DATASET ENTRIES ::
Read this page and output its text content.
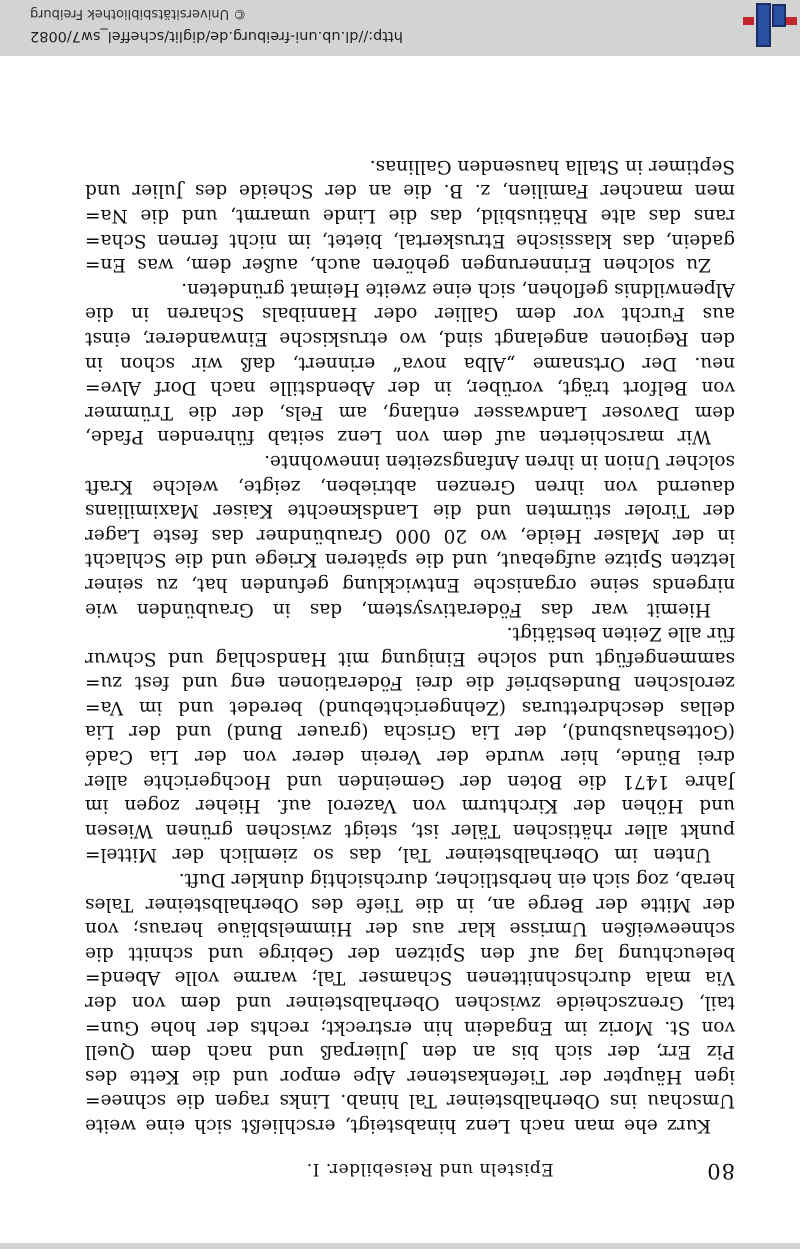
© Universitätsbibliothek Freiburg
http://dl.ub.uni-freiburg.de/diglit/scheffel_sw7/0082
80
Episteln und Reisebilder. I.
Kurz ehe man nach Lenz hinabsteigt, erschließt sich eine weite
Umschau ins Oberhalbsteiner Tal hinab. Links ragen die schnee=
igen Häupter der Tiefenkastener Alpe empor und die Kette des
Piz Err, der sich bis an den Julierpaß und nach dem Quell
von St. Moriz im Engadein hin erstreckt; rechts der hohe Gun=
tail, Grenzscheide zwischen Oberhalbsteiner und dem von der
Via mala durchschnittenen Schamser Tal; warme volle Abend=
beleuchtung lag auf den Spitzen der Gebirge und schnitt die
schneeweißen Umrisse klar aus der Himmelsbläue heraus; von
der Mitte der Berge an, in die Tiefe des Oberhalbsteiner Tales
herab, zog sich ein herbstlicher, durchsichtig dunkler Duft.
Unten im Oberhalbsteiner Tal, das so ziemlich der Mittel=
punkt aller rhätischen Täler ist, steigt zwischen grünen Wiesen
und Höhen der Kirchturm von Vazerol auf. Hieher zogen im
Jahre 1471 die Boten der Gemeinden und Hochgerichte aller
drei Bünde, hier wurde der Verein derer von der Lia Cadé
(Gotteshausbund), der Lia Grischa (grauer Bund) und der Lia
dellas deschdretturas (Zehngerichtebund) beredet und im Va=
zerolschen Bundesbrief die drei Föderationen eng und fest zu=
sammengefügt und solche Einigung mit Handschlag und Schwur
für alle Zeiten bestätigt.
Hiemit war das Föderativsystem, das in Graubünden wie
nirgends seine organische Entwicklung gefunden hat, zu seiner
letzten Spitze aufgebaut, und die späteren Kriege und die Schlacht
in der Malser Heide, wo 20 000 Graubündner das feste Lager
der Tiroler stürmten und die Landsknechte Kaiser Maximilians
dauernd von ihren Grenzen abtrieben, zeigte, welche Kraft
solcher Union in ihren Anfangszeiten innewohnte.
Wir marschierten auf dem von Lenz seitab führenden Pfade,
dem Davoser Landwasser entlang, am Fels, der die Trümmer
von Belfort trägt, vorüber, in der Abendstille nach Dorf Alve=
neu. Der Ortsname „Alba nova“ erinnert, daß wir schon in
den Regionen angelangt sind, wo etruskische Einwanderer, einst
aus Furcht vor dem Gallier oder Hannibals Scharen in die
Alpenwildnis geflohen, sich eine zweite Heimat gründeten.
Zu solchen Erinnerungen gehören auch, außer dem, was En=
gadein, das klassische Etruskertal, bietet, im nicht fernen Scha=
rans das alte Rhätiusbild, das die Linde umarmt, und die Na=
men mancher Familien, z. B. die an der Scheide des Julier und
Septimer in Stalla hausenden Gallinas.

THE PROBLEM :: In the copy, include all records verbatim but no images.

SOLUTION BELOW ::
Read this page and output its text content.
© Universitätsbibliothek Freiburg
http://dl.ub.uni-freiburg.de/diglit/scheffel_sw7/0082
80
Episteln und Reisebilder. I.
Kurz ehe man nach Lenz hinabsteigt, erschließt sich eine weite
Umschau ins Oberhalbsteiner Tal hinab. Links ragen die schnee=
igen Häupter der Tiefenkastener Alpe empor und die Kette des
Piz Err, der sich bis an den Julierpaß und nach dem Quell
von St. Moriz im Engadein hin erstreckt; rechts der hohe Gun=
tail, Grenzscheide zwischen Oberhalbsteiner und dem von der
Via mala durchschnittenen Schamser Tal; warme volle Abend=
beleuchtung lag auf den Spitzen der Gebirge und schnitt die
schneeweißen Umrisse klar aus der Himmelsbläue heraus; von
der Mitte der Berge an, in die Tiefe des Oberhalbsteiner Tales
herab, zog sich ein herbstlicher, durchsichtig dunkler Duft.
Unten im Oberhalbsteiner Tal, das so ziemlich der Mittel=
punkt aller rhätischen Täler ist, steigt zwischen grünen Wiesen
und Höhen der Kirchturm von Vazerol auf. Hieher zogen im
Jahre 1471 die Boten der Gemeinden und Hochgerichte aller
drei Bünde, hier wurde der Verein derer von der Lia Cadé
(Gotteshausbund), der Lia Grischa (grauer Bund) und der Lia
dellas deschdretturas (Zehngerichtebund) beredet und im Va=
zerolschen Bundesbrief die drei Föderationen eng und fest zu=
sammengefügt und solche Einigung mit Handschlag und Schwur
für alle Zeiten bestätigt.
Hiemit war das Föderativsystem, das in Graubünden wie
nirgends seine organische Entwicklung gefunden hat, zu seiner
letzten Spitze aufgebaut, und die späteren Kriege und die Schlacht
in der Malser Heide, wo 20 000 Graubündner das feste Lager
der Tiroler stürmten und die Landsknechte Kaiser Maximilians
dauernd von ihren Grenzen abtrieben, zeigte, welche Kraft
solcher Union in ihren Anfangszeiten innewohnte.
Wir marschierten auf dem von Lenz seitab führenden Pfade,
dem Davoser Landwasser entlang, am Fels, der die Trümmer
von Belfort trägt, vorüber, in der Abendstille nach Dorf Alve=
neu. Der Ortsname „Alba nova“ erinnert, daß wir schon in
den Regionen angelangt sind, wo etruskische Einwanderer, einst
aus Furcht vor dem Gallier oder Hannibals Scharen in die
Alpenwildnis geflohen, sich eine zweite Heimat gründeten.
Zu solchen Erinnerungen gehören auch, außer dem, was En=
gadein, das klassische Etruskertal, bietet, im nicht fernen Scha=
rans das alte Rhätiusbild, das die Linde umarmt, und die Na=
men mancher Familien, z. B. die an der Scheide des Julier und
Septimer in Stalla hausenden Gallinas.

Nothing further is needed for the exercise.